What you have to do: Transcribe the entries below exactly.

Data for this exercise:
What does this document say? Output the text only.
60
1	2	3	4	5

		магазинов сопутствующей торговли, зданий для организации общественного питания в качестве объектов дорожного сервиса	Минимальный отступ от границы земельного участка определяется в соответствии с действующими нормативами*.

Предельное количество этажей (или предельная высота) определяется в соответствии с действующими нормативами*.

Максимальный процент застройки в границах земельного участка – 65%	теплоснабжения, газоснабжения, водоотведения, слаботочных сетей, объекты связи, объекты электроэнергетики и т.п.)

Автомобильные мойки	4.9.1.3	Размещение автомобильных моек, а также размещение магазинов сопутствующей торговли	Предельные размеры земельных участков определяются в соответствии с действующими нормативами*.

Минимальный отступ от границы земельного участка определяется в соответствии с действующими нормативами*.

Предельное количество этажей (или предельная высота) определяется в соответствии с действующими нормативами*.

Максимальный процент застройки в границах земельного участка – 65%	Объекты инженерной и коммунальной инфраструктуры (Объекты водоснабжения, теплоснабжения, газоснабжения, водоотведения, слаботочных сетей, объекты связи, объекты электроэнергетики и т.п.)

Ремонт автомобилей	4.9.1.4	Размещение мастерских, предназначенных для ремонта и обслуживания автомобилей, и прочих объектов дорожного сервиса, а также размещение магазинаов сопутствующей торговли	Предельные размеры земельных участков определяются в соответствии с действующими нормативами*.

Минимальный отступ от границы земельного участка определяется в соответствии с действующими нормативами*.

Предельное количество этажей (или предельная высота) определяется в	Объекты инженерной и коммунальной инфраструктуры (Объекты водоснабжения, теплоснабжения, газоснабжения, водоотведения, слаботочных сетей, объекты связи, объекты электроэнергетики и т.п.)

Output for this task:
What does this document say? Output the text only.
60
1	2	3	4	5

		магазинов сопутствующей торговли, зданий для организации общественного питания в качестве объектов дорожного сервиса	Минимальный отступ от границы земельного участка определяется в соответствии с действующими нормативами*.

Предельное количество этажей (или предельная высота) определяется в соответствии с действующими нормативами*.

Максимальный процент застройки в границах земельного участка – 65%	теплоснабжения, газоснабжения, водоотведения, слаботочных сетей, объекты связи, объекты электроэнергетики и т.п.)

Автомобильные мойки	4.9.1.3	Размещение автомобильных моек, а также размещение магазинов сопутствующей торговли	Предельные размеры земельных участков определяются в соответствии с действующими нормативами*.

Минимальный отступ от границы земельного участка определяется в соответствии с действующими нормативами*.

Предельное количество этажей (или предельная высота) определяется в соответствии с действующими нормативами*.

Максимальный процент застройки в границах земельного участка – 65%	Объекты инженерной и коммунальной инфраструктуры (Объекты водоснабжения, теплоснабжения, газоснабжения, водоотведения, слаботочных сетей, объекты связи, объекты электроэнергетики и т.п.)

Ремонт автомобилей	4.9.1.4	Размещение мастерских, предназначенных для ремонта и обслуживания автомобилей, и прочих объектов дорожного сервиса, а также размещение магазинаов сопутствующей торговли	Предельные размеры земельных участков определяются в соответствии с действующими нормативами*.

Минимальный отступ от границы земельного участка определяется в соответствии с действующими нормативами*.

Предельное количество этажей (или предельная высота) определяется в	Объекты инженерной и коммунальной инфраструктуры (Объекты водоснабжения, теплоснабжения, газоснабжения, водоотведения, слаботочных сетей, объекты связи, объекты электроэнергетики и т.п.)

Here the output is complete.